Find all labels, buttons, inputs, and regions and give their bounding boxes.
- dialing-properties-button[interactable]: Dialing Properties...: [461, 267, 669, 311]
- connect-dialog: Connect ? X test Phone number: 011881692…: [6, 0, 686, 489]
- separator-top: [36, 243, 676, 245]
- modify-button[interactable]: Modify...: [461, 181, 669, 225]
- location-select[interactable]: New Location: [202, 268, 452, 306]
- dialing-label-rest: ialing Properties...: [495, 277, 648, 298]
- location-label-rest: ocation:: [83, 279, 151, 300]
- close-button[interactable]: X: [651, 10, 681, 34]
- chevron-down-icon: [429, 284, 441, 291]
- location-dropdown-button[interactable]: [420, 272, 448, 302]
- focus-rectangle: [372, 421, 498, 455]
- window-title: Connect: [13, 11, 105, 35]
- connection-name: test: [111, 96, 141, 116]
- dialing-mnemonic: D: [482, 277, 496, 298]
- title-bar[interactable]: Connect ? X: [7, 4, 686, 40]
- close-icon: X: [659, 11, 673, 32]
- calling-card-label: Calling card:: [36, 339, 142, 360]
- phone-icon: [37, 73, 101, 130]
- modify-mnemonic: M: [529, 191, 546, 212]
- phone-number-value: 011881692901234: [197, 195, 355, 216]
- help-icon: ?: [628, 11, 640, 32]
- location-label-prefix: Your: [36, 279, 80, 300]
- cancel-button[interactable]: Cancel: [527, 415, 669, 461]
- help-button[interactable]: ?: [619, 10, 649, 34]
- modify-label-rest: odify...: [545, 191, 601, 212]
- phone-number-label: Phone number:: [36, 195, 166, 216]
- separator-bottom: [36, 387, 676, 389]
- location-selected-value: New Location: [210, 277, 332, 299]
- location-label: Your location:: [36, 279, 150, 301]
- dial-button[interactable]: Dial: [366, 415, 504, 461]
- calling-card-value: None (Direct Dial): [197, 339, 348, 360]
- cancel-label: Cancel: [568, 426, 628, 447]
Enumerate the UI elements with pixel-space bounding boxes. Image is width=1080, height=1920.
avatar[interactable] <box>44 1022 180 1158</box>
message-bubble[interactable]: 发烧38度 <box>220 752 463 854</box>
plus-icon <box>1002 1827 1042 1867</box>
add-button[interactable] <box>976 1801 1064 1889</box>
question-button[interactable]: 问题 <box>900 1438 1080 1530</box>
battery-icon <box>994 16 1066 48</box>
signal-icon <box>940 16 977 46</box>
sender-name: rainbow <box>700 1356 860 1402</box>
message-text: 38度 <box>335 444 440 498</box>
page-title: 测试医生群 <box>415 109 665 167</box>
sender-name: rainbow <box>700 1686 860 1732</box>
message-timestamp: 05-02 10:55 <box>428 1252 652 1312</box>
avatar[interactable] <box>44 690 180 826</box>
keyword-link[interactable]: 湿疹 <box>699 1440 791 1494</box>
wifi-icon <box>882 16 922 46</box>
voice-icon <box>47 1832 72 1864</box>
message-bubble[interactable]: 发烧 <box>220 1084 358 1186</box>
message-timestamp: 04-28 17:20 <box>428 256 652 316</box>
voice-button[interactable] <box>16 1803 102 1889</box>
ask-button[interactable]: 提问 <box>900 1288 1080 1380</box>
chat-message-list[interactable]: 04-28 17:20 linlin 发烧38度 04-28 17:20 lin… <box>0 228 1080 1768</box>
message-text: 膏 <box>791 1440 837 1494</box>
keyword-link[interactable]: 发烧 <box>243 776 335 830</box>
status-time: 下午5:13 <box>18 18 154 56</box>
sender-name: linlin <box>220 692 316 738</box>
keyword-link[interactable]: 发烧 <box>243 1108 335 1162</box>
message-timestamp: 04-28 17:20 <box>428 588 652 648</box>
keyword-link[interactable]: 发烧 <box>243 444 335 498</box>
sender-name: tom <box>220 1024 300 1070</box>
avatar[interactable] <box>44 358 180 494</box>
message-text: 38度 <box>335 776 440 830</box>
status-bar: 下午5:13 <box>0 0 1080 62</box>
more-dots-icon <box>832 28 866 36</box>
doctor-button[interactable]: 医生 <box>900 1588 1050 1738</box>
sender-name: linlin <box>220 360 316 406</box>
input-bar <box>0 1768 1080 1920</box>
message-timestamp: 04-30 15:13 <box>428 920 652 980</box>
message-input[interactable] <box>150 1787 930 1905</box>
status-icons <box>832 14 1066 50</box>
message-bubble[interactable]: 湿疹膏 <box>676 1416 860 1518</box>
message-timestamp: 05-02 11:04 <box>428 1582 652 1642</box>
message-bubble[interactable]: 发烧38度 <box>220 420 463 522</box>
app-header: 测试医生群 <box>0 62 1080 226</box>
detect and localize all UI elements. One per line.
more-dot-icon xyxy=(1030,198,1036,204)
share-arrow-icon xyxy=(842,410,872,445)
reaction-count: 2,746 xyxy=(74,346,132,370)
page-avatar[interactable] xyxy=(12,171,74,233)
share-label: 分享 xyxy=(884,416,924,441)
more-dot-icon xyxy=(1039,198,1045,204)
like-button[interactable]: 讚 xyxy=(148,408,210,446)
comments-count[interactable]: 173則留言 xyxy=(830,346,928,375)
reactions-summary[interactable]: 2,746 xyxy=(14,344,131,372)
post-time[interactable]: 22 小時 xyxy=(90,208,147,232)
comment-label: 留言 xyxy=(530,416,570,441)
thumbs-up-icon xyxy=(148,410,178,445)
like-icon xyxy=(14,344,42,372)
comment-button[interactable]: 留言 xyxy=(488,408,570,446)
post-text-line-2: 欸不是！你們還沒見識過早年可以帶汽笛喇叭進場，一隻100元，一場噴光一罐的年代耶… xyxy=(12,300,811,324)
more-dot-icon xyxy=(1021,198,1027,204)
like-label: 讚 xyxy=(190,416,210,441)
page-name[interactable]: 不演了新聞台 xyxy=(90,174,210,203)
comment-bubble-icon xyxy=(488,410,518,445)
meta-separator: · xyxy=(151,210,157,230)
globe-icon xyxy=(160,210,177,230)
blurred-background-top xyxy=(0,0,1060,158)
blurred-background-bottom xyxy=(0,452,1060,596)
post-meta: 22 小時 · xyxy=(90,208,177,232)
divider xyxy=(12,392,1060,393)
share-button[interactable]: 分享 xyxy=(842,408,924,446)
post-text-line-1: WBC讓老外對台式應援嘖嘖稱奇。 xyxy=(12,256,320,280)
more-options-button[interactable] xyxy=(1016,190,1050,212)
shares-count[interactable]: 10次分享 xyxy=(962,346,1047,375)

What to produce
Convert every line of the items above into a Markdown table with the columns Row and Entry. Number the rows in order, and omit blank lines.

Reply to the task
| Row | Entry |
|---|---|
| 1 | Find all labels, buttons, inputs, and regions and give their bounding boxes. |
| 2 | - dialing-properties-button[interactable]: Dialing Properties...: [461, 267, 669, 311] |
| 3 | - connect-dialog: Connect ? X test Phone number: 011881692…: [6, 0, 686, 489] |
| 4 | - separator-top: [36, 243, 676, 245] |
| 5 | - modify-button[interactable]: Modify...: [461, 181, 669, 225] |
| 6 | - location-select[interactable]: New Location: [202, 268, 452, 306] |
| 7 | - dialing-label-rest: ialing Properties...: [495, 277, 648, 298] |
| 8 | - location-label-rest: ocation:: [83, 279, 151, 300] |
| 9 | - close-button[interactable]: X: [651, 10, 681, 34] |
| 10 | - chevron-down-icon: [429, 284, 441, 291] |
| 11 | - location-dropdown-button[interactable]: [420, 272, 448, 302] |
| 12 | - focus-rectangle: [372, 421, 498, 455] |
| 13 | - window-title: Connect: [13, 11, 105, 35] |
| 14 | - connection-name: test: [111, 96, 141, 116] |
| 15 | - dialing-mnemonic: D: [482, 277, 496, 298] |
| 16 | - title-bar[interactable]: Connect ? X: [7, 4, 686, 40] |
| 17 | - close-icon: X: [659, 11, 673, 32] |
| 18 | - calling-card-label: Calling card:: [36, 339, 142, 360] |
| 19 | - phone-icon: [37, 73, 101, 130] |
| 20 | - modify-mnemonic: M: [529, 191, 546, 212] |
| 21 | - phone-number-value: 011881692901234: [197, 195, 355, 216] |
| 22 | - help-icon: ?: [628, 11, 640, 32] |
| 23 | - location-label-prefix: Your: [36, 279, 80, 300] |
| 24 | - cancel-button[interactable]: Cancel: [527, 415, 669, 461] |
| 25 | - help-button[interactable]: ?: [619, 10, 649, 34] |
| 26 | - modify-label-rest: odify...: [545, 191, 601, 212] |
| 27 | - phone-number-label: Phone number:: [36, 195, 166, 216] |
| 28 | - separator-bottom: [36, 387, 676, 389] |
| 29 | - location-selected-value: New Location: [210, 277, 332, 299] |
| 30 | - location-label: Your location:: [36, 279, 150, 301] |
| 31 | - dial-button[interactable]: Dial: [366, 415, 504, 461] |
| 32 | - calling-card-value: None (Direct Dial): [197, 339, 348, 360] |
| 33 | - cancel-label: Cancel: [568, 426, 628, 447] |
| 34 | Enumerate the UI elements with pixel-space bounding boxes. Image is width=1080, height=1920. |
| 35 | avatar[interactable] <box>44 1022 180 1158</box> |
| 36 | message-bubble[interactable]: 发烧38度 <box>220 752 463 854</box> |
| 37 | plus-icon <box>1002 1827 1042 1867</box> |
| 38 | add-button[interactable] <box>976 1801 1064 1889</box> |
| 39 | question-button[interactable]: 问题 <box>900 1438 1080 1530</box> |
| 40 | battery-icon <box>994 16 1066 48</box> |
| 41 | signal-icon <box>940 16 977 46</box> |
| 42 | sender-name: rainbow <box>700 1356 860 1402</box> |
| 43 | message-text: 38度 <box>335 444 440 498</box> |
| 44 | page-title: 测试医生群 <box>415 109 665 167</box> |
| 45 | sender-name: rainbow <box>700 1686 860 1732</box> |
| 46 | message-timestamp: 05-02 10:55 <box>428 1252 652 1312</box> |
| 47 | avatar[interactable] <box>44 690 180 826</box> |
| 48 | keyword-link[interactable]: 湿疹 <box>699 1440 791 1494</box> |
| 49 | wifi-icon <box>882 16 922 46</box> |
| 50 | voice-icon <box>47 1832 72 1864</box> |
| 51 | message-bubble[interactable]: 发烧 <box>220 1084 358 1186</box> |
| 52 | message-timestamp: 04-28 17:20 <box>428 256 652 316</box> |
| 53 | voice-button[interactable] <box>16 1803 102 1889</box> |
| 54 | ask-button[interactable]: 提问 <box>900 1288 1080 1380</box> |
| 55 | chat-message-list[interactable]: 04-28 17:20 linlin 发烧38度 04-28 17:20 lin… <box>0 228 1080 1768</box> |
| 56 | message-text: 膏 <box>791 1440 837 1494</box> |
| 57 | keyword-link[interactable]: 发烧 <box>243 776 335 830</box> |
| 58 | status-time: 下午5:13 <box>18 18 154 56</box> |
| 59 | sender-name: linlin <box>220 692 316 738</box> |
| 60 | keyword-link[interactable]: 发烧 <box>243 1108 335 1162</box> |
| 61 | message-timestamp: 04-28 17:20 <box>428 588 652 648</box> |
| 62 | keyword-link[interactable]: 发烧 <box>243 444 335 498</box> |
| 63 | sender-name: tom <box>220 1024 300 1070</box> |
| 64 | avatar[interactable] <box>44 358 180 494</box> |
| 65 | message-text: 38度 <box>335 776 440 830</box> |
| 66 | status-bar: 下午5:13 <box>0 0 1080 62</box> |
| 67 | more-dots-icon <box>832 28 866 36</box> |
| 68 | doctor-button[interactable]: 医生 <box>900 1588 1050 1738</box> |
| 69 | sender-name: linlin <box>220 360 316 406</box> |
| 70 | input-bar <box>0 1768 1080 1920</box> |
| 71 | message-timestamp: 04-30 15:13 <box>428 920 652 980</box> |
| 72 | message-input[interactable] <box>150 1787 930 1905</box> |
| 73 | status-icons <box>832 14 1066 50</box> |
| 74 | message-bubble[interactable]: 湿疹膏 <box>676 1416 860 1518</box> |
| 75 | message-timestamp: 05-02 11:04 <box>428 1582 652 1642</box> |
| 76 | message-bubble[interactable]: 发烧38度 <box>220 420 463 522</box> |
| 77 | app-header: 测试医生群 <box>0 62 1080 226</box> |
| 78 | detect and localize all UI elements. One per line. |
| 79 | more-dot-icon xyxy=(1030,198,1036,204) |
| 80 | share-arrow-icon xyxy=(842,410,872,445) |
| 81 | reaction-count: 2,746 xyxy=(74,346,132,370) |
| 82 | page-avatar[interactable] xyxy=(12,171,74,233) |
| 83 | share-label: 分享 xyxy=(884,416,924,441) |
| 84 | more-dot-icon xyxy=(1039,198,1045,204) |
| 85 | like-button[interactable]: 讚 xyxy=(148,408,210,446) |
| 86 | comments-count[interactable]: 173則留言 xyxy=(830,346,928,375) |
| 87 | reactions-summary[interactable]: 2,746 xyxy=(14,344,131,372) |
| 88 | post-time[interactable]: 22 小時 xyxy=(90,208,147,232) |
| 89 | comment-label: 留言 xyxy=(530,416,570,441) |
| 90 | thumbs-up-icon xyxy=(148,410,178,445) |
| 91 | like-icon xyxy=(14,344,42,372) |
| 92 | comment-button[interactable]: 留言 xyxy=(488,408,570,446) |
| 93 | post-text-line-2: 欸不是！你們還沒見識過早年可以帶汽笛喇叭進場，一隻100元，一場噴光一罐的年代耶… xyxy=(12,300,811,324) |
| 94 | more-dot-icon xyxy=(1021,198,1027,204) |
| 95 | like-label: 讚 xyxy=(190,416,210,441) |
| 96 | page-name[interactable]: 不演了新聞台 xyxy=(90,174,210,203) |
| 97 | comment-bubble-icon xyxy=(488,410,518,445) |
| 98 | meta-separator: · xyxy=(151,210,157,230) |
| 99 | globe-icon xyxy=(160,210,177,230) |
| 100 | blurred-background-top xyxy=(0,0,1060,158) |
| 101 | blurred-background-bottom xyxy=(0,452,1060,596) |
| 102 | post-meta: 22 小時 · xyxy=(90,208,177,232) |
| 103 | divider xyxy=(12,392,1060,393) |
| 104 | share-button[interactable]: 分享 xyxy=(842,408,924,446) |
| 105 | post-text-line-1: WBC讓老外對台式應援嘖嘖稱奇。 xyxy=(12,256,320,280) |
| 106 | more-options-button[interactable] xyxy=(1016,190,1050,212) |
| 107 | shares-count[interactable]: 10次分享 xyxy=(962,346,1047,375) |